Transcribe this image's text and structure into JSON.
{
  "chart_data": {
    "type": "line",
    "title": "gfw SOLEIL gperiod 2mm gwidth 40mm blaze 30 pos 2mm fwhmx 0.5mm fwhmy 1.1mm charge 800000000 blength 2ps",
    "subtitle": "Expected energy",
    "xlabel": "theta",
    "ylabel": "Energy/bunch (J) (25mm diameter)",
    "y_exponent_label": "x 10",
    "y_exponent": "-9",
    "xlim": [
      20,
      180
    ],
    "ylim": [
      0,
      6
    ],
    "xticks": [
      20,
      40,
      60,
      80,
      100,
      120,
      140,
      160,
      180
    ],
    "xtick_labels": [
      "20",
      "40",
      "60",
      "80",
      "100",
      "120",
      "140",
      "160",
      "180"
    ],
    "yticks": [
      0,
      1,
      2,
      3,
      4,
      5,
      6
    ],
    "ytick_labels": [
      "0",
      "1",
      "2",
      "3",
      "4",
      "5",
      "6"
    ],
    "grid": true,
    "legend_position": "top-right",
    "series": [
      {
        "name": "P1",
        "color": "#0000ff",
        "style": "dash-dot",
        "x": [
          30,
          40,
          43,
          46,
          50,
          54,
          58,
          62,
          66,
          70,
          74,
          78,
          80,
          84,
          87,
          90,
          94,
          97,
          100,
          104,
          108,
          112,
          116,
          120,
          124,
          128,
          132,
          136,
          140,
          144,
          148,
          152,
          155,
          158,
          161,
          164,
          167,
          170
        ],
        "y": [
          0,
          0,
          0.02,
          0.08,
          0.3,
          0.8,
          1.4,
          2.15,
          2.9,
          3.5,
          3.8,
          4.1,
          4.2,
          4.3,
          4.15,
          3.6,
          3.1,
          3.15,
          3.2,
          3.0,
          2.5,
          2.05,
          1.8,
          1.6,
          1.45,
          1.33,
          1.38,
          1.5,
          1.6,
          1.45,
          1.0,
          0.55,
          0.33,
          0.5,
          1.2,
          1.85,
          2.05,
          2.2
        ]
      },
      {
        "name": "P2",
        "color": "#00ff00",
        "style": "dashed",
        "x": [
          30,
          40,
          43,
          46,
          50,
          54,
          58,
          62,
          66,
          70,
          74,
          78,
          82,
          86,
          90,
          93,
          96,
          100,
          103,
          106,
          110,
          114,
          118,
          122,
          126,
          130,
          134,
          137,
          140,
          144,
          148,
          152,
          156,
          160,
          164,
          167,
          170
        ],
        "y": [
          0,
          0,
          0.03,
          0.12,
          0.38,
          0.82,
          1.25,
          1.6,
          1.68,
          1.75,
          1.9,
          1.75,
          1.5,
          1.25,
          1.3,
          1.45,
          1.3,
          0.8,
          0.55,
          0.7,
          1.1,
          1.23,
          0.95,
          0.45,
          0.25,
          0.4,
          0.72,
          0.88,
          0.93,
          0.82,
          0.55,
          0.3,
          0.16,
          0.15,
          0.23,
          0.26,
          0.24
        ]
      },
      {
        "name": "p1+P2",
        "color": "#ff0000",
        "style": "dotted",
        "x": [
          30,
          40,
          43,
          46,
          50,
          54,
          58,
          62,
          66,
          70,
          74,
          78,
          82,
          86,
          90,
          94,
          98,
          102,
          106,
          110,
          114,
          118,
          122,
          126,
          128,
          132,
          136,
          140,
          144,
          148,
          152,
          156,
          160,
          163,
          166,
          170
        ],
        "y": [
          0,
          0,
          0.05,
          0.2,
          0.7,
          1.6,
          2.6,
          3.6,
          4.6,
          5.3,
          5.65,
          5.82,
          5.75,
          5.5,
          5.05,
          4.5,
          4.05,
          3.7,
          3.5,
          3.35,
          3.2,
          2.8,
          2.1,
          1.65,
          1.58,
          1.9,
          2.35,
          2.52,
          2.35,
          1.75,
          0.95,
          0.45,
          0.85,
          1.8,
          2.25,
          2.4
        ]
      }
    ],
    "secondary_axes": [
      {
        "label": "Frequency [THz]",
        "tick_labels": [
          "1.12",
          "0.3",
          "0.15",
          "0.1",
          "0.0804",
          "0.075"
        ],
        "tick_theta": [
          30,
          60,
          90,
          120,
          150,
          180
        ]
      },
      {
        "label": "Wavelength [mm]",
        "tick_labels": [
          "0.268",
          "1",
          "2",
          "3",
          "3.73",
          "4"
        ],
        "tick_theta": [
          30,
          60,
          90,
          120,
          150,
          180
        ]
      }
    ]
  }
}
********
Repeat the records above in full, character for character.

Transcribe this image's text and structure into JSON.
{
  "chart_data": {
    "type": "line",
    "title": "gfw SOLEIL gperiod 2mm gwidth 40mm blaze 30 pos 2mm fwhmx 0.5mm fwhmy 1.1mm charge 800000000 blength 2ps",
    "subtitle": "Expected energy",
    "xlabel": "theta",
    "ylabel": "Energy/bunch (J) (25mm diameter)",
    "y_exponent_label": "x 10",
    "y_exponent": "-9",
    "xlim": [
      20,
      180
    ],
    "ylim": [
      0,
      6
    ],
    "xticks": [
      20,
      40,
      60,
      80,
      100,
      120,
      140,
      160,
      180
    ],
    "xtick_labels": [
      "20",
      "40",
      "60",
      "80",
      "100",
      "120",
      "140",
      "160",
      "180"
    ],
    "yticks": [
      0,
      1,
      2,
      3,
      4,
      5,
      6
    ],
    "ytick_labels": [
      "0",
      "1",
      "2",
      "3",
      "4",
      "5",
      "6"
    ],
    "grid": true,
    "legend_position": "top-right",
    "series": [
      {
        "name": "P1",
        "color": "#0000ff",
        "style": "dash-dot",
        "x": [
          30,
          40,
          43,
          46,
          50,
          54,
          58,
          62,
          66,
          70,
          74,
          78,
          80,
          84,
          87,
          90,
          94,
          97,
          100,
          104,
          108,
          112,
          116,
          120,
          124,
          128,
          132,
          136,
          140,
          144,
          148,
          152,
          155,
          158,
          161,
          164,
          167,
          170
        ],
        "y": [
          0,
          0,
          0.02,
          0.08,
          0.3,
          0.8,
          1.4,
          2.15,
          2.9,
          3.5,
          3.8,
          4.1,
          4.2,
          4.3,
          4.15,
          3.6,
          3.1,
          3.15,
          3.2,
          3.0,
          2.5,
          2.05,
          1.8,
          1.6,
          1.45,
          1.33,
          1.38,
          1.5,
          1.6,
          1.45,
          1.0,
          0.55,
          0.33,
          0.5,
          1.2,
          1.85,
          2.05,
          2.2
        ]
      },
      {
        "name": "P2",
        "color": "#00ff00",
        "style": "dashed",
        "x": [
          30,
          40,
          43,
          46,
          50,
          54,
          58,
          62,
          66,
          70,
          74,
          78,
          82,
          86,
          90,
          93,
          96,
          100,
          103,
          106,
          110,
          114,
          118,
          122,
          126,
          130,
          134,
          137,
          140,
          144,
          148,
          152,
          156,
          160,
          164,
          167,
          170
        ],
        "y": [
          0,
          0,
          0.03,
          0.12,
          0.38,
          0.82,
          1.25,
          1.6,
          1.68,
          1.75,
          1.9,
          1.75,
          1.5,
          1.25,
          1.3,
          1.45,
          1.3,
          0.8,
          0.55,
          0.7,
          1.1,
          1.23,
          0.95,
          0.45,
          0.25,
          0.4,
          0.72,
          0.88,
          0.93,
          0.82,
          0.55,
          0.3,
          0.16,
          0.15,
          0.23,
          0.26,
          0.24
        ]
      },
      {
        "name": "p1+P2",
        "color": "#ff0000",
        "style": "dotted",
        "x": [
          30,
          40,
          43,
          46,
          50,
          54,
          58,
          62,
          66,
          70,
          74,
          78,
          82,
          86,
          90,
          94,
          98,
          102,
          106,
          110,
          114,
          118,
          122,
          126,
          128,
          132,
          136,
          140,
          144,
          148,
          152,
          156,
          160,
          163,
          166,
          170
        ],
        "y": [
          0,
          0,
          0.05,
          0.2,
          0.7,
          1.6,
          2.6,
          3.6,
          4.6,
          5.3,
          5.65,
          5.82,
          5.75,
          5.5,
          5.05,
          4.5,
          4.05,
          3.7,
          3.5,
          3.35,
          3.2,
          2.8,
          2.1,
          1.65,
          1.58,
          1.9,
          2.35,
          2.52,
          2.35,
          1.75,
          0.95,
          0.45,
          0.85,
          1.8,
          2.25,
          2.4
        ]
      }
    ],
    "secondary_axes": [
      {
        "label": "Frequency [THz]",
        "tick_labels": [
          "1.12",
          "0.3",
          "0.15",
          "0.1",
          "0.0804",
          "0.075"
        ],
        "tick_theta": [
          30,
          60,
          90,
          120,
          150,
          180
        ]
      },
      {
        "label": "Wavelength [mm]",
        "tick_labels": [
          "0.268",
          "1",
          "2",
          "3",
          "3.73",
          "4"
        ],
        "tick_theta": [
          30,
          60,
          90,
          120,
          150,
          180
        ]
      }
    ]
  }
}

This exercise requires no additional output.